> [EXERCISE OBJECTIVE] Copy everything in the listing below word for word, apart from any images.

> [RECORDS FOR THE EXERCISE]
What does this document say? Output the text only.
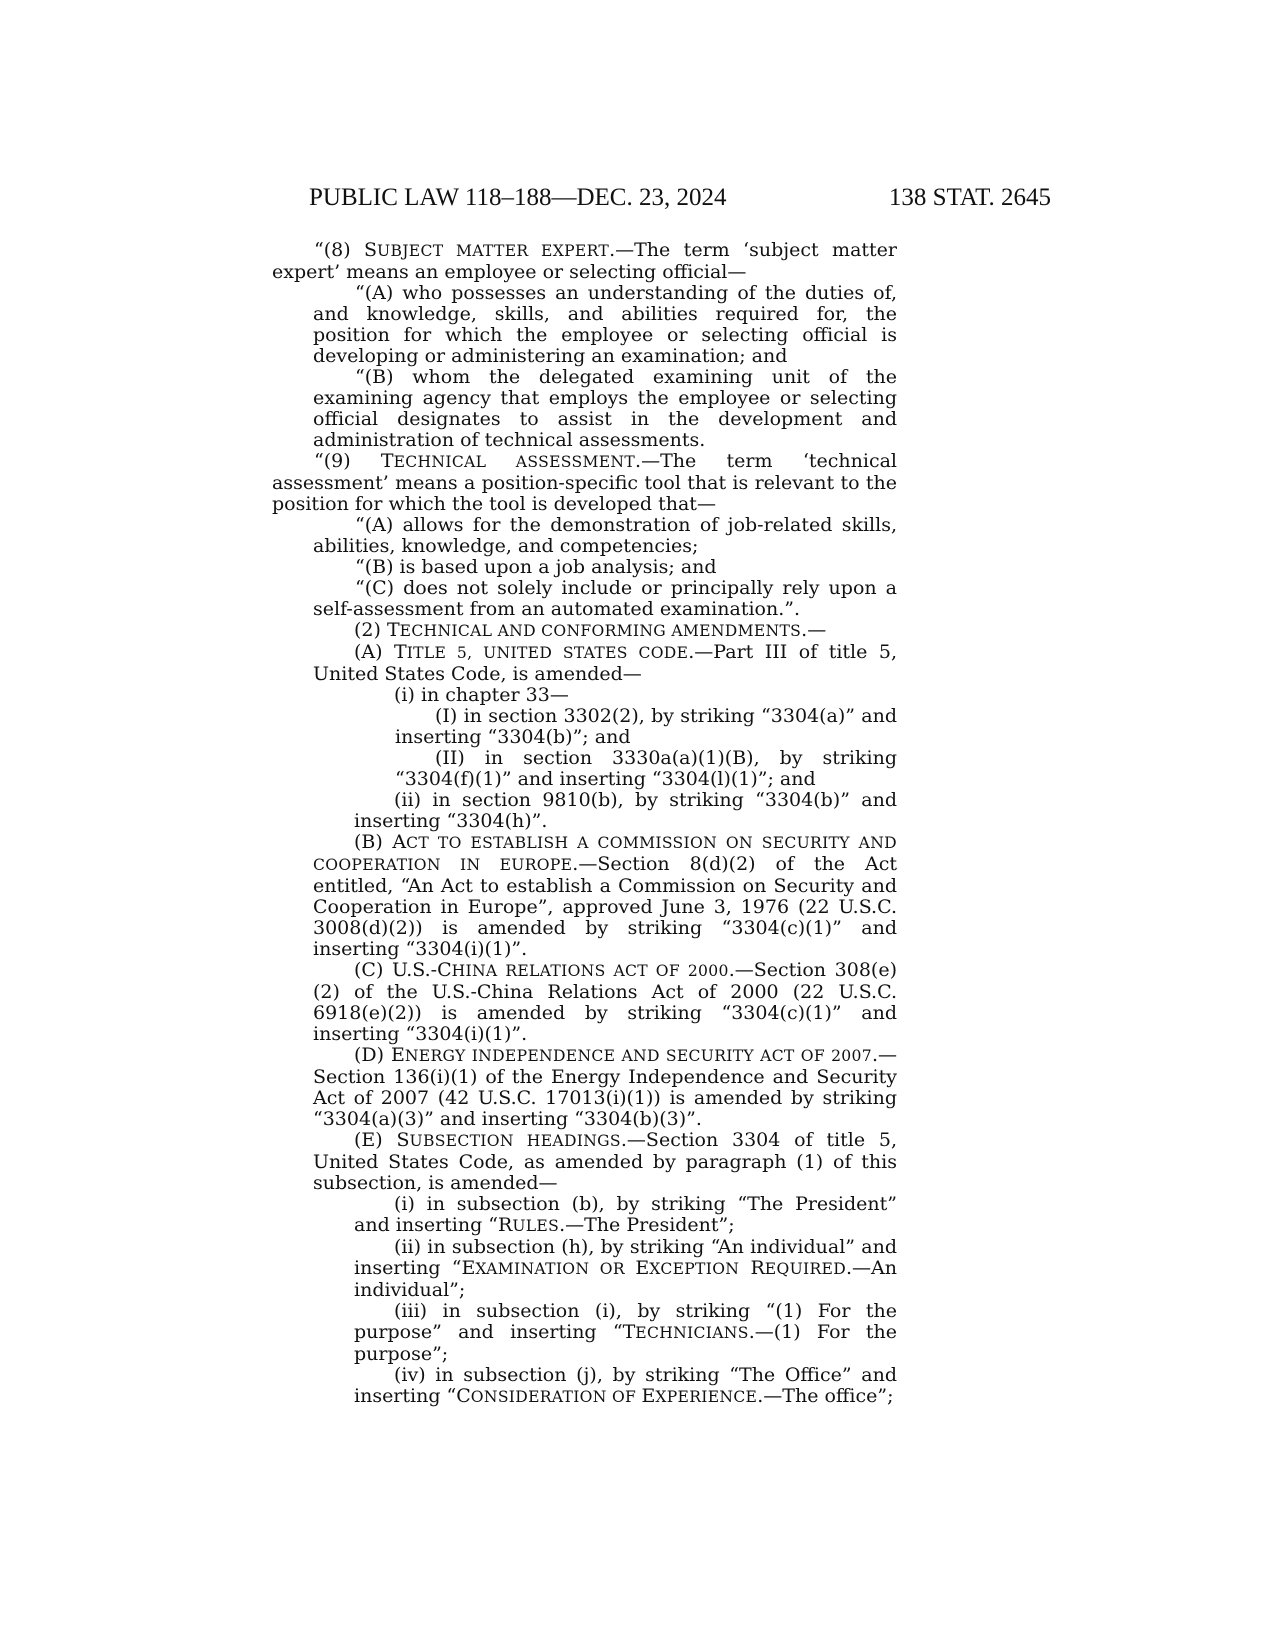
PUBLIC LAW 118–188—DEC. 23, 2024	138 STAT. 2645
“(8) SUBJECT MATTER EXPERT.—The term ‘subject matter expert’ means an employee or selecting official—
“(A) who possesses an understanding of the duties of, and knowledge, skills, and abilities required for, the position for which the employee or selecting official is developing or administering an examination; and
“(B) whom the delegated examining unit of the examining agency that employs the employee or selecting official designates to assist in the development and administration of technical assessments.
“(9) TECHNICAL ASSESSMENT.—The term ‘technical assessment’ means a position-specific tool that is relevant to the position for which the tool is developed that—
“(A) allows for the demonstration of job-related skills, abilities, knowledge, and competencies;
“(B) is based upon a job analysis; and
“(C) does not solely include or principally rely upon a self-assessment from an automated examination.”.
(2) TECHNICAL AND CONFORMING AMENDMENTS.—
(A) TITLE 5, UNITED STATES CODE.—Part III of title 5, United States Code, is amended—
(i) in chapter 33—
(I) in section 3302(2), by striking “3304(a)” and inserting “3304(b)”; and
(II) in section 3330a(a)(1)(B), by striking “3304(f)(1)” and inserting “3304(l)(1)”; and
(ii) in section 9810(b), by striking “3304(b)” and inserting “3304(h)”.
(B) ACT TO ESTABLISH A COMMISSION ON SECURITY AND COOPERATION IN EUROPE.—Section 8(d)(2) of the Act entitled, “An Act to establish a Commission on Security and Cooperation in Europe”, approved June 3, 1976 (22 U.S.C. 3008(d)(2)) is amended by striking “3304(c)(1)” and inserting “3304(i)(1)”.
(C) U.S.-CHINA RELATIONS ACT OF 2000.—Section 308(e)(2) of the U.S.-China Relations Act of 2000 (22 U.S.C. 6918(e)(2)) is amended by striking “3304(c)(1)” and inserting “3304(i)(1)”.
(D) ENERGY INDEPENDENCE AND SECURITY ACT OF 2007.—Section 136(i)(1) of the Energy Independence and Security Act of 2007 (42 U.S.C. 17013(i)(1)) is amended by striking “3304(a)(3)” and inserting “3304(b)(3)”.
(E) SUBSECTION HEADINGS.—Section 3304 of title 5, United States Code, as amended by paragraph (1) of this subsection, is amended—
(i) in subsection (b), by striking “The President” and inserting “RULES.—The President”;
(ii) in subsection (h), by striking “An individual” and inserting “EXAMINATION OR EXCEPTION REQUIRED.—An individual”;
(iii) in subsection (i), by striking “(1) For the purpose” and inserting “TECHNICIANS.—(1) For the purpose”;
(iv) in subsection (j), by striking “The Office” and inserting “CONSIDERATION OF EXPERIENCE.—The office”;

> [THE OUTPUT]
What does this document say? Output the text only.
PUBLIC LAW 118–188—DEC. 23, 2024	138 STAT. 2645
“(8) SUBJECT MATTER EXPERT.—The term ‘subject matter expert’ means an employee or selecting official—
“(A) who possesses an understanding of the duties of, and knowledge, skills, and abilities required for, the position for which the employee or selecting official is developing or administering an examination; and
“(B) whom the delegated examining unit of the examining agency that employs the employee or selecting official designates to assist in the development and administration of technical assessments.
“(9) TECHNICAL ASSESSMENT.—The term ‘technical assessment’ means a position-specific tool that is relevant to the position for which the tool is developed that—
“(A) allows for the demonstration of job-related skills, abilities, knowledge, and competencies;
“(B) is based upon a job analysis; and
“(C) does not solely include or principally rely upon a self-assessment from an automated examination.”.
(2) TECHNICAL AND CONFORMING AMENDMENTS.—
(A) TITLE 5, UNITED STATES CODE.—Part III of title 5, United States Code, is amended—
(i) in chapter 33—
(I) in section 3302(2), by striking “3304(a)” and inserting “3304(b)”; and
(II) in section 3330a(a)(1)(B), by striking “3304(f)(1)” and inserting “3304(l)(1)”; and
(ii) in section 9810(b), by striking “3304(b)” and inserting “3304(h)”.
(B) ACT TO ESTABLISH A COMMISSION ON SECURITY AND COOPERATION IN EUROPE.—Section 8(d)(2) of the Act entitled, “An Act to establish a Commission on Security and Cooperation in Europe”, approved June 3, 1976 (22 U.S.C. 3008(d)(2)) is amended by striking “3304(c)(1)” and inserting “3304(i)(1)”.
(C) U.S.-CHINA RELATIONS ACT OF 2000.—Section 308(e)(2) of the U.S.-China Relations Act of 2000 (22 U.S.C. 6918(e)(2)) is amended by striking “3304(c)(1)” and inserting “3304(i)(1)”.
(D) ENERGY INDEPENDENCE AND SECURITY ACT OF 2007.—Section 136(i)(1) of the Energy Independence and Security Act of 2007 (42 U.S.C. 17013(i)(1)) is amended by striking “3304(a)(3)” and inserting “3304(b)(3)”.
(E) SUBSECTION HEADINGS.—Section 3304 of title 5, United States Code, as amended by paragraph (1) of this subsection, is amended—
(i) in subsection (b), by striking “The President” and inserting “RULES.—The President”;
(ii) in subsection (h), by striking “An individual” and inserting “EXAMINATION OR EXCEPTION REQUIRED.—An individual”;
(iii) in subsection (i), by striking “(1) For the purpose” and inserting “TECHNICIANS.—(1) For the purpose”;
(iv) in subsection (j), by striking “The Office” and inserting “CONSIDERATION OF EXPERIENCE.—The office”;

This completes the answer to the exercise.